■ Text section ■
────────
PgmNr D245: An intercellular E-cadherin-EGFR relay maintains organ size during renewal by coupling cell division and death.

Authors:
J. Liang; S. Balachandra; L. E. O'Brien


Institutes
Stanford, Stanford, CA.


Keyword: intestinal stem cells

Abstract:

Self-renewing organs require balanced rates of cell production and loss to maintain a constant number of cells. Cellular imbalance leads to organ hyperplasia or degeneration, but how cellular balance is enforced during normal renewal remains poorly understood.  Examining intestinal renewal in Drosophila, we find that feedback inhibition from mature enterocytes to stem cells serves to couple cell death and division and maintain constant cell number.  In enterocytes, the adhesion receptor E-cadherin (E-cad) inhibits stem cell divisions not by binding stem cell E-cad, but by repressing the EGF maturation factor rhomboid to limit secretion of enterocyte EGFs.  Conversely, loss of E-cad upon physiological apoptosis derepresses rhomboid, triggering local activation of EGFR in nearby stem cells.  EGFR activation induces stem cells to divide, generating new cells to replace apoptotic enterocytes.  When enterocyte apoptosis is blocked, stem cells compensate by slowing their divisions.  Disrupting E-cad-EGFR feedback inhibition impairs this compensatory response and leads to organ hyperplasia.  Our results show that global inhibition of stem cell EGFR is locally relieved when an enterocyte apoptoses.  This mechanism couples division and death, ensuring zero-sum cell replacement and constant organ size during renewal.
────────
■ Dataset excerpts ■
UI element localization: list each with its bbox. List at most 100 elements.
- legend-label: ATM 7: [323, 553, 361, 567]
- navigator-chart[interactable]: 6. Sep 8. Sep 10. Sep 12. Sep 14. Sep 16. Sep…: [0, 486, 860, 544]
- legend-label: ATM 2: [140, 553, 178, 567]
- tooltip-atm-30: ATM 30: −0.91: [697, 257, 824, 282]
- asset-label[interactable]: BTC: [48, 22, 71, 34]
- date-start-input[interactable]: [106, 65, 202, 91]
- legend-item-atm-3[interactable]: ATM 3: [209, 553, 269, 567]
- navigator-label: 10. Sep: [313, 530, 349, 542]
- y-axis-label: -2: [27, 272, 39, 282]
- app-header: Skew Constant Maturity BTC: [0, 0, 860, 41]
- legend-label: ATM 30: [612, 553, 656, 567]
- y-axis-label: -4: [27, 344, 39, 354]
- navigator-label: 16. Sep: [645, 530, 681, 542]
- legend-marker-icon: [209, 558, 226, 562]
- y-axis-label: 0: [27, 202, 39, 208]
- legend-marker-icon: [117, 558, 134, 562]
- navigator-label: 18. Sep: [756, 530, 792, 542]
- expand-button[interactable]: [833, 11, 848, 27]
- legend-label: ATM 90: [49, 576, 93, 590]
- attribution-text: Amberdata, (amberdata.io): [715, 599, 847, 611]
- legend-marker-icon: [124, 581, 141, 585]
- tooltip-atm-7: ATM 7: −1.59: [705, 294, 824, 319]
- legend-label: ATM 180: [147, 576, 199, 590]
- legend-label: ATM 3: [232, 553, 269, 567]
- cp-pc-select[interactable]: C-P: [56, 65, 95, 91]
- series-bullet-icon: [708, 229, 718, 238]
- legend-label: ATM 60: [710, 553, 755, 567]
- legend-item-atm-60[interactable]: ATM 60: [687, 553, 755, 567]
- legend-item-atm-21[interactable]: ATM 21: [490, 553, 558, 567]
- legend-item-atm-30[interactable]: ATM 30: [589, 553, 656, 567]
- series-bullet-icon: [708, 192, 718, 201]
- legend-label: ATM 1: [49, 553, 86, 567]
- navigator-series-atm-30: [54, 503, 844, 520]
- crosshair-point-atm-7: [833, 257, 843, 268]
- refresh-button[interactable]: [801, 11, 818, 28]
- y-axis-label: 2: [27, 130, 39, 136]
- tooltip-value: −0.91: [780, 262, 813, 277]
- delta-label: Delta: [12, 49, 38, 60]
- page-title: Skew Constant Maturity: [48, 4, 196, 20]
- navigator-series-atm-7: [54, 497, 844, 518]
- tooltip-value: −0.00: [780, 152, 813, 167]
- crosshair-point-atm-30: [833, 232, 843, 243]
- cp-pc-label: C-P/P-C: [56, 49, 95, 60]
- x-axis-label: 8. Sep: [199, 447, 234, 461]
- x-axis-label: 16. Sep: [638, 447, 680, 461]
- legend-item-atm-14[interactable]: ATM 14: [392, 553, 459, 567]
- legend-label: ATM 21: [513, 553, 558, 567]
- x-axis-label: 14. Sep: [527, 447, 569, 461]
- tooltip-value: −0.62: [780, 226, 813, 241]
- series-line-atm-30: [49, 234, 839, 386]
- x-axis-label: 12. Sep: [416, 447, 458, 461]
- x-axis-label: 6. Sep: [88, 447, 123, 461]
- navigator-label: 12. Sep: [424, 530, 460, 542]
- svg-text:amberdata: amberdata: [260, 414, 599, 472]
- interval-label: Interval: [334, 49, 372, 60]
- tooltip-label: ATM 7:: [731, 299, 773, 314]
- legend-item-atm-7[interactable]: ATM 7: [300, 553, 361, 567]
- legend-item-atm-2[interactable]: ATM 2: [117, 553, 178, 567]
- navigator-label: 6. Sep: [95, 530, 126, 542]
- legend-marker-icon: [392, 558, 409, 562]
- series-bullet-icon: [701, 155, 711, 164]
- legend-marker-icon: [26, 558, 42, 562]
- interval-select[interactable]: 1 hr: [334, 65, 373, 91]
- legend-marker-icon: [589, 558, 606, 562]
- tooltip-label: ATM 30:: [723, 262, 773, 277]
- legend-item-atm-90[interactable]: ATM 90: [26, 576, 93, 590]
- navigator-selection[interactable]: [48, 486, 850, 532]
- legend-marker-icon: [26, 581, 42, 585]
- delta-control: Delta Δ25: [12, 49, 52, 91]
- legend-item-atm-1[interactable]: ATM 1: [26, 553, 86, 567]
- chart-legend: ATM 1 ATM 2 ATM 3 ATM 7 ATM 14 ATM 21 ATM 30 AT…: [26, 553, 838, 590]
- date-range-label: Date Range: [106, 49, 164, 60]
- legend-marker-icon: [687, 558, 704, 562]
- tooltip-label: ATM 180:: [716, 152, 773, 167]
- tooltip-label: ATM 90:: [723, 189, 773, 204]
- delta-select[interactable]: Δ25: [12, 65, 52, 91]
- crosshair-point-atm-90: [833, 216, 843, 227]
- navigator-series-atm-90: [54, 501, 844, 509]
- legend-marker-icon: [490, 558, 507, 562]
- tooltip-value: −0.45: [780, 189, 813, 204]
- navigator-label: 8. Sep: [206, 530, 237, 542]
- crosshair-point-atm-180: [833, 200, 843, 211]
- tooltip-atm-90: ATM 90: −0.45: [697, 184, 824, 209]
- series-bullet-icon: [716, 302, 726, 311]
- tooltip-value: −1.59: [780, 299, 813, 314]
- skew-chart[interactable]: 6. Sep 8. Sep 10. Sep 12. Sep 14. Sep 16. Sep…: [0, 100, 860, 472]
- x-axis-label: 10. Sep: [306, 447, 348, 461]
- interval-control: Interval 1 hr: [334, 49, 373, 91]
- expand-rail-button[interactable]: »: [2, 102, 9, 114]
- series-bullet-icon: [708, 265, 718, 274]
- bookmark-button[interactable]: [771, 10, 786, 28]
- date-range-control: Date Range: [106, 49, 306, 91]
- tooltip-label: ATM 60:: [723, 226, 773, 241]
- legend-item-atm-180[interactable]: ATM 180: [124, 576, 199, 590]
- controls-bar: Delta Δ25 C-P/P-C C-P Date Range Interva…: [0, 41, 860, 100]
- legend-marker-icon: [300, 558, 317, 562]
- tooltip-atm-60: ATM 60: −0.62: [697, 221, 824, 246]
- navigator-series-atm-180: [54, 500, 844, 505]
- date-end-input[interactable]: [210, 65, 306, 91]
────────
■ Problem set ■
[1] Copy the stretch of the abstract on intestinal renewal from "PgmNr D245: An" through "Stanford, Stanford, CA.".
[2] Condense the paragraph of the abstract on intestinal renewal that begins "Self-renewing organs require balanced rates" into a bulleted list that keeps its main facts.

■ Results for each task ■
[1]
PgmNr D245: An intercellular E-cadherin-EGFR relay maintains organ size during renewal by coupling cell division and death.

Authors:
J. Liang; S. Balachandra; L. E. O'Brien


Institutes
Stanford, Stanford, CA.

[2]
- Self-renewing organs need balanced cell production and loss to keep a constant cell number. Imbalance leads to hyperplasia or degeneration, and how balance is enforced during normal renewal is poorly understood.
- In the Drosophila intestine, feedback inhibition from mature enterocytes to stem cells couples cell death and division and keeps cell number constant.
- Enterocyte E-cadherin inhibits stem cell divisions by repressing rhomboid, an EGF maturation factor, which limits enterocyte EGF secretion. It does not act by binding stem cell E-cadherin.
- When an enterocyte undergoes apoptosis, it loses E-cadherin. This derepresses rhomboid and locally activates EGFR in nearby stem cells, which then divide to replace the lost cells.
- If enterocyte apoptosis is blocked, stem cells slow their divisions.
- Disrupting this E-cadherin-EGFR feedback impairs that compensation and causes organ hyperplasia.
- Global inhibition of stem cell EGFR is relieved locally at each apoptosis. This ensures zero-sum cell replacement and constant organ size.